_TASK STATEMENT_
Determine how many lines hold "선교헌금" and give only that number.

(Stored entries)
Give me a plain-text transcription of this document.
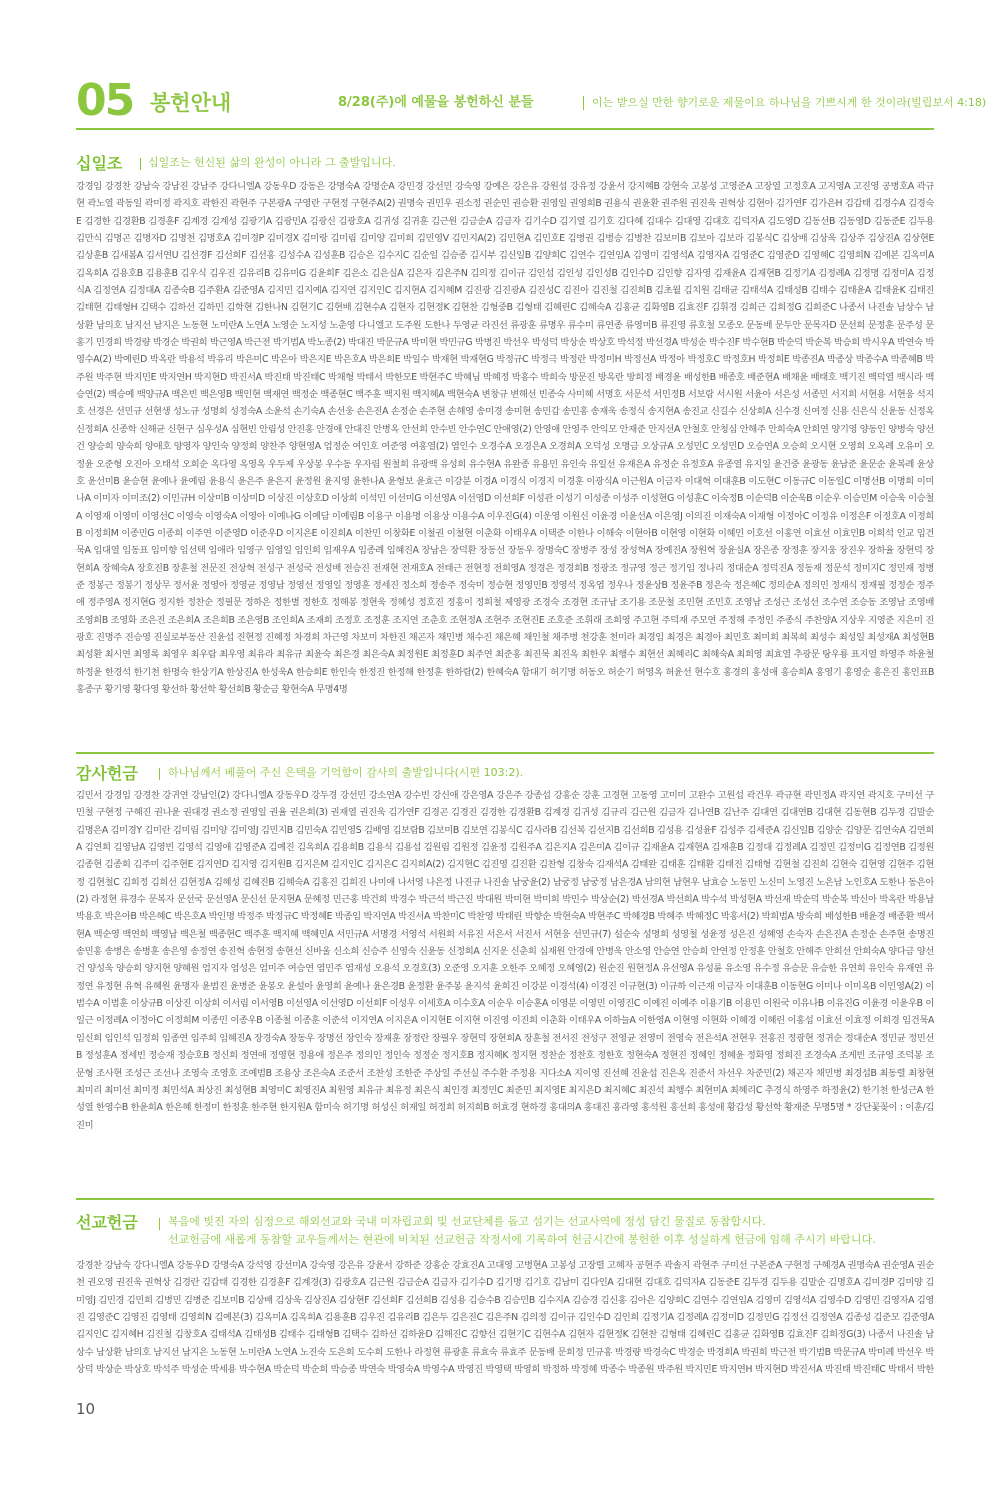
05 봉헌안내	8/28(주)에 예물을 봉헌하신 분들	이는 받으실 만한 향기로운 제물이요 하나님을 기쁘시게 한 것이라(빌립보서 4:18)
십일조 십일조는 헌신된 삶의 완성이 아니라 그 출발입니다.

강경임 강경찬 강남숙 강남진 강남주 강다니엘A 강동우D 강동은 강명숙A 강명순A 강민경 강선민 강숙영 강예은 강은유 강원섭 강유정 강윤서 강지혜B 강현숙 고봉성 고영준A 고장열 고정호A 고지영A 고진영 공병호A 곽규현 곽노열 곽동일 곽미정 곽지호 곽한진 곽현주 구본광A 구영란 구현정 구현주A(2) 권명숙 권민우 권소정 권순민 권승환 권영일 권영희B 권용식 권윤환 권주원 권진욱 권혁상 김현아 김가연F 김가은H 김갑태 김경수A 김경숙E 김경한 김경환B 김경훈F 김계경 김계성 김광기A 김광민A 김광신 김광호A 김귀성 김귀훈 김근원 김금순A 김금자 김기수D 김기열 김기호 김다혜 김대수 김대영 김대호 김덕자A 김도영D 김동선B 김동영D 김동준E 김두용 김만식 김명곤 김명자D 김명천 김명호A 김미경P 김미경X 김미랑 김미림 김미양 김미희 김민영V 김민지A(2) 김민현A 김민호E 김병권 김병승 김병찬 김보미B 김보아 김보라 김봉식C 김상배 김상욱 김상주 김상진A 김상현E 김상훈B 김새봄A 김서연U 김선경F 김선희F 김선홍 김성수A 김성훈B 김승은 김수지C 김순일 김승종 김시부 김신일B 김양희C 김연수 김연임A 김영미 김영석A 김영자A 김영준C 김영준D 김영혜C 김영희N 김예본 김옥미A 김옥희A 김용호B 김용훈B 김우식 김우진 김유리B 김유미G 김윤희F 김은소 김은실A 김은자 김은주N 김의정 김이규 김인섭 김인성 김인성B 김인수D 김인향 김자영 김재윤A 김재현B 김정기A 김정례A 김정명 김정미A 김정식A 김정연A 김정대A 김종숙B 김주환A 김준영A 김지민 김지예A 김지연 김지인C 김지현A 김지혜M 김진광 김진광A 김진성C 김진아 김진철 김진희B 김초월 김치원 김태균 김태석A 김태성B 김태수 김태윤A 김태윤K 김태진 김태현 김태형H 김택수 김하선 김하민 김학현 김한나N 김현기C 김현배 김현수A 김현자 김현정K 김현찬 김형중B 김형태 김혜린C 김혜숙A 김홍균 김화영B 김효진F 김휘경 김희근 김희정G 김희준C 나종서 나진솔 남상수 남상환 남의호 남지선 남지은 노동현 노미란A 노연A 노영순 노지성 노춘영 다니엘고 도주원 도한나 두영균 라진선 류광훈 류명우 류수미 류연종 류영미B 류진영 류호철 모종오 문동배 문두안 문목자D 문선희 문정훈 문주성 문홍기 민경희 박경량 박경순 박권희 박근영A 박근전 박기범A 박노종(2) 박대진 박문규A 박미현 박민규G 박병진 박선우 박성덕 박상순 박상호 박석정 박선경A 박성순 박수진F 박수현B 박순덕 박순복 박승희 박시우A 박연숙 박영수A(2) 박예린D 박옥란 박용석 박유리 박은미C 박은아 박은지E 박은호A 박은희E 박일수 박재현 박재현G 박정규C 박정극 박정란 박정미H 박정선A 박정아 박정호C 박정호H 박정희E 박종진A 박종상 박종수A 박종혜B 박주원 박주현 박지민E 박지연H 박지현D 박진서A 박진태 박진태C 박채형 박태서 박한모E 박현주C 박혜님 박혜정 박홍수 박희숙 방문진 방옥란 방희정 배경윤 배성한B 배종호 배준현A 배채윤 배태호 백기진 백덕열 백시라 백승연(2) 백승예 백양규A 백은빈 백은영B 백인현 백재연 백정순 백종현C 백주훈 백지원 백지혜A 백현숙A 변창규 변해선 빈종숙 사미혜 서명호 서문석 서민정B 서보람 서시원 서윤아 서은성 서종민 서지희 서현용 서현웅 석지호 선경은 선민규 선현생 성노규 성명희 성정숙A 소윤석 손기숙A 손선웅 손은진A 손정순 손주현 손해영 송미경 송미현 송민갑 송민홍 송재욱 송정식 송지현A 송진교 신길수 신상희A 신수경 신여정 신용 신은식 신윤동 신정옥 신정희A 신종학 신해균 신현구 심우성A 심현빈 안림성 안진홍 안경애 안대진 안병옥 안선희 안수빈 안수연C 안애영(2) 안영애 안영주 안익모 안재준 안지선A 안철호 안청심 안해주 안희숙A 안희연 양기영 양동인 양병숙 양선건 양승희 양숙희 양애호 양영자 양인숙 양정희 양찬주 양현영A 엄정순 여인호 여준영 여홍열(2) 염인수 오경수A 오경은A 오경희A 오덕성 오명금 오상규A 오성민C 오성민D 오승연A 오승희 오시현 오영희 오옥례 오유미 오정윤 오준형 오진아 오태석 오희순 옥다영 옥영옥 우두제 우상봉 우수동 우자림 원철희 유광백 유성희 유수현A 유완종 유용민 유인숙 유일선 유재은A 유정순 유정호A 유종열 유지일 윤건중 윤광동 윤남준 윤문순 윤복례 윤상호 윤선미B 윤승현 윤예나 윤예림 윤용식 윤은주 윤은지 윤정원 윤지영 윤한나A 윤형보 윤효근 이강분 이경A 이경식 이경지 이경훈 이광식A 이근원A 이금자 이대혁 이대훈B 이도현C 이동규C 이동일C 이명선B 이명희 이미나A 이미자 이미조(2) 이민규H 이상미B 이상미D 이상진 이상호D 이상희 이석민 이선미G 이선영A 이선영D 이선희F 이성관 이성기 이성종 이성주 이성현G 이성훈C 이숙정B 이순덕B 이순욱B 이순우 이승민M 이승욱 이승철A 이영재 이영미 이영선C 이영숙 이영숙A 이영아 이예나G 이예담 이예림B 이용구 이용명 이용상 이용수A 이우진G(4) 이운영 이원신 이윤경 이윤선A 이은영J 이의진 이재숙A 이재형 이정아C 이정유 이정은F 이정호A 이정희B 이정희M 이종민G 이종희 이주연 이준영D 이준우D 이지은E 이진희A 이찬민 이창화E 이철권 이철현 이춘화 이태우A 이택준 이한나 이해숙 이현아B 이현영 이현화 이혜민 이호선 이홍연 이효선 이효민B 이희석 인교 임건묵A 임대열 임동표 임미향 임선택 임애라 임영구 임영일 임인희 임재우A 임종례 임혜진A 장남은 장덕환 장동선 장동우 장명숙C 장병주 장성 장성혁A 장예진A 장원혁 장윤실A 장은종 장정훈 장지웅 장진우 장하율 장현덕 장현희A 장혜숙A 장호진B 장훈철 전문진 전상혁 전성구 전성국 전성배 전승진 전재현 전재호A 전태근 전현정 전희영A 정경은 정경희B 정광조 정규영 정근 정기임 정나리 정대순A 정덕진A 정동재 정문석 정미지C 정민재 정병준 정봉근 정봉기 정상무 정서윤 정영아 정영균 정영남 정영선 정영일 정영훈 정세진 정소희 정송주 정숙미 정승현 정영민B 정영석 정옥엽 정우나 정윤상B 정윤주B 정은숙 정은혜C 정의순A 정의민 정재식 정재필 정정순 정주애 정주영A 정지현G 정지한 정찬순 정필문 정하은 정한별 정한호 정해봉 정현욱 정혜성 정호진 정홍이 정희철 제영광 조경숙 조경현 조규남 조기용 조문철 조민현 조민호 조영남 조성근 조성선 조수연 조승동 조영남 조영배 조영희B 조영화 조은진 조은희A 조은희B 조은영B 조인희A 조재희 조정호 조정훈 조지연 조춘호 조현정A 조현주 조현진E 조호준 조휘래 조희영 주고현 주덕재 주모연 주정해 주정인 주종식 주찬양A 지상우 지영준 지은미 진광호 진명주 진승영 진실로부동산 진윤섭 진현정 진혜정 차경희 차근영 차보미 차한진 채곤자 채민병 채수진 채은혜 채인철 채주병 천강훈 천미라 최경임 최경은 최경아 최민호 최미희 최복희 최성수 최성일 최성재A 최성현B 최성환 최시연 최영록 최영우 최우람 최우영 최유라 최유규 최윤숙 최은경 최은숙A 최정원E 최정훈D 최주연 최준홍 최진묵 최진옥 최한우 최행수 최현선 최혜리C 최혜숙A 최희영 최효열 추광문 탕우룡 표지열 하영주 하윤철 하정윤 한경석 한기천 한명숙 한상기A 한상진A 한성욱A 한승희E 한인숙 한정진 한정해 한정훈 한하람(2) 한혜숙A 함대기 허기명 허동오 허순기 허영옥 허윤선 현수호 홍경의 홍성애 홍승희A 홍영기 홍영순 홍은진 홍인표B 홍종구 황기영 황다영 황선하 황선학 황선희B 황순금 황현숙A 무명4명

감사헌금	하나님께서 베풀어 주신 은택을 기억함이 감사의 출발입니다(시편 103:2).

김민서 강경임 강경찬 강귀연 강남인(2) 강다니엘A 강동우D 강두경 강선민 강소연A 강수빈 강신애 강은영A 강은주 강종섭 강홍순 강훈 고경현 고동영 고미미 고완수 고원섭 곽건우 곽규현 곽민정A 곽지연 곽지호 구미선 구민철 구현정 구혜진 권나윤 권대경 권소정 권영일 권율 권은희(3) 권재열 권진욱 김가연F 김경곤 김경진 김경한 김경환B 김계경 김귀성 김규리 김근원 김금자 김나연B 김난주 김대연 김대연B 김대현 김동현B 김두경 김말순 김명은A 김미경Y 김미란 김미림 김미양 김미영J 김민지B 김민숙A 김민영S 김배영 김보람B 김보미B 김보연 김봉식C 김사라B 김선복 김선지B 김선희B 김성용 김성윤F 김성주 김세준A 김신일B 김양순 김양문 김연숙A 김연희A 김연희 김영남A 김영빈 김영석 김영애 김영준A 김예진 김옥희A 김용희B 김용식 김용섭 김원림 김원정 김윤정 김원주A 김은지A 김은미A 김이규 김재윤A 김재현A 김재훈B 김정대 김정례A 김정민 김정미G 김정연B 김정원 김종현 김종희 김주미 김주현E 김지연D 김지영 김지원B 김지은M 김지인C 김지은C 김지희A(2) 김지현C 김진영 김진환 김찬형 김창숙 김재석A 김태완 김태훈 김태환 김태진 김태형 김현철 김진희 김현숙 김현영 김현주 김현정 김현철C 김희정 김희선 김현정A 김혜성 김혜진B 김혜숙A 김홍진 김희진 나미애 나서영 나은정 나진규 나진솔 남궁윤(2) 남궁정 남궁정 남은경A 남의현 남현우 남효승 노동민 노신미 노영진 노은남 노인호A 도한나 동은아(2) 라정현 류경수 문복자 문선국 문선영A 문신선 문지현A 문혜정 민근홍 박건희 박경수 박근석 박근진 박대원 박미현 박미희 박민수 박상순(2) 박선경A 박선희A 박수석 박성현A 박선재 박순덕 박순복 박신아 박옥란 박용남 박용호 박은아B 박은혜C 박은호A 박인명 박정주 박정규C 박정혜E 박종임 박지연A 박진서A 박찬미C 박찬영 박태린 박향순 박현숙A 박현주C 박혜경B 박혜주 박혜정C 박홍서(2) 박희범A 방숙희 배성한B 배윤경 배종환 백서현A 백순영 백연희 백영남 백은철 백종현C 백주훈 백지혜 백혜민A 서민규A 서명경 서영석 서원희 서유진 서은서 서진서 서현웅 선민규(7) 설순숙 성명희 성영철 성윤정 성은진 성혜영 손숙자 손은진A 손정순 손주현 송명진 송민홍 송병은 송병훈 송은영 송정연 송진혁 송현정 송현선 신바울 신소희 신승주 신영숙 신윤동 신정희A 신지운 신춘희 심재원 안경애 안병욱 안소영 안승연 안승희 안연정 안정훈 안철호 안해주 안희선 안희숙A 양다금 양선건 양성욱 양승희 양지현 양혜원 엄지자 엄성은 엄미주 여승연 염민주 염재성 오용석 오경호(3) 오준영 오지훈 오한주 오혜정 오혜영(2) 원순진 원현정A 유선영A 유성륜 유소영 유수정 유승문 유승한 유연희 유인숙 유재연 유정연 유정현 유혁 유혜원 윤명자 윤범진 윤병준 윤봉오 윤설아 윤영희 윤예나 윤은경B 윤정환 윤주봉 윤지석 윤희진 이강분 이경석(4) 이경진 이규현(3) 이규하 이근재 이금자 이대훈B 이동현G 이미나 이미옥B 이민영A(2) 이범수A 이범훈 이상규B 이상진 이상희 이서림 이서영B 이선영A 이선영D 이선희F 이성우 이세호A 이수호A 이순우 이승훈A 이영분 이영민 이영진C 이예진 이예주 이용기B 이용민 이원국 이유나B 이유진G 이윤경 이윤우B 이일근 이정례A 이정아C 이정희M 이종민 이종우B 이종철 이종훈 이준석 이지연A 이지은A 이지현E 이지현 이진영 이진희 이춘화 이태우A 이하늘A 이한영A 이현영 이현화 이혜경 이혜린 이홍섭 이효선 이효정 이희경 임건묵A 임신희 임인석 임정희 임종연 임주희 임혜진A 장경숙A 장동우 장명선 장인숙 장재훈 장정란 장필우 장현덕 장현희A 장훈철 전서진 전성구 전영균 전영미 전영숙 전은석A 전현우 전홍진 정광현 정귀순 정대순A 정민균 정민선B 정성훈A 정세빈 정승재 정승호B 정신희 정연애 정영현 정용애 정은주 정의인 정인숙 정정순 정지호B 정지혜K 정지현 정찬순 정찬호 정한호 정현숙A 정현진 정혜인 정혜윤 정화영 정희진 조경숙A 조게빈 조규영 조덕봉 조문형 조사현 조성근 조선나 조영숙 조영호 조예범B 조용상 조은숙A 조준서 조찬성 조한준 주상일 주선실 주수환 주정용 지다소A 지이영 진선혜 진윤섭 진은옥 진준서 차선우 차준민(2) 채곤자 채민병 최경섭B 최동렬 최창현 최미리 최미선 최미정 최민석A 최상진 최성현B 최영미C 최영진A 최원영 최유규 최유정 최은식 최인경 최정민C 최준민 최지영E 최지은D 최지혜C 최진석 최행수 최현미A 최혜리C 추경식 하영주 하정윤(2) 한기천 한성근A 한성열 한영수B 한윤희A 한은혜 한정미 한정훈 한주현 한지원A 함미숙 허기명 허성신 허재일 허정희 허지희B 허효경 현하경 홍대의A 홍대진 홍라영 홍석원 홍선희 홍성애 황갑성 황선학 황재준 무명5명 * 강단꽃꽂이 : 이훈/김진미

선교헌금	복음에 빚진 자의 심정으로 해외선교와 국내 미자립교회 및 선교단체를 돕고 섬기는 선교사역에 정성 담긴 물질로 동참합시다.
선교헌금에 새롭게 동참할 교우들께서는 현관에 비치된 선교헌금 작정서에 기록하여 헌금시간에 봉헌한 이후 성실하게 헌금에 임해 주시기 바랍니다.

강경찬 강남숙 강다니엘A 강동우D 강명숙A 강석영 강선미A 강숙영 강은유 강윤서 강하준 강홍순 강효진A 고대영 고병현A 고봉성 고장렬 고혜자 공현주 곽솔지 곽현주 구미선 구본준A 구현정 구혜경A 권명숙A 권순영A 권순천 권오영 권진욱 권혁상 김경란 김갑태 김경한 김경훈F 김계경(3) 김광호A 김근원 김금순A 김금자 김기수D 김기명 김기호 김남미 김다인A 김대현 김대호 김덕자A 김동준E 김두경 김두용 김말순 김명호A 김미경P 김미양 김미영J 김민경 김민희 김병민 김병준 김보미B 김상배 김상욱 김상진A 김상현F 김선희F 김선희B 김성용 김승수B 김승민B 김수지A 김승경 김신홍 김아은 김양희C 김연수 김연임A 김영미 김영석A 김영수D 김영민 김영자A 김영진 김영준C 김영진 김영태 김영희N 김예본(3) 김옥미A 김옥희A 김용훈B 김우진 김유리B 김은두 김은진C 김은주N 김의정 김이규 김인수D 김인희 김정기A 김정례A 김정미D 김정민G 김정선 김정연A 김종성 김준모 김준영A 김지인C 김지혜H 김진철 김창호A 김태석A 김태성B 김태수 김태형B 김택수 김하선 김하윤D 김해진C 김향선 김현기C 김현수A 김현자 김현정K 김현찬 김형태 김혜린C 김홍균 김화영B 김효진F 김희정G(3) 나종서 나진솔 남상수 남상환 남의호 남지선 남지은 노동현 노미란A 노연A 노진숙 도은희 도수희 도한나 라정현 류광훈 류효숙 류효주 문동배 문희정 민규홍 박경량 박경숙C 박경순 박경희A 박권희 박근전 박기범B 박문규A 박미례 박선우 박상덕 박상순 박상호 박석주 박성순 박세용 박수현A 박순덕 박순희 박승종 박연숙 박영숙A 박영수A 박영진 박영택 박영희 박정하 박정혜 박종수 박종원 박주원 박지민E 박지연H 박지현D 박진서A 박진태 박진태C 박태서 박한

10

_SOLUTION TO THE EXERCISE_
2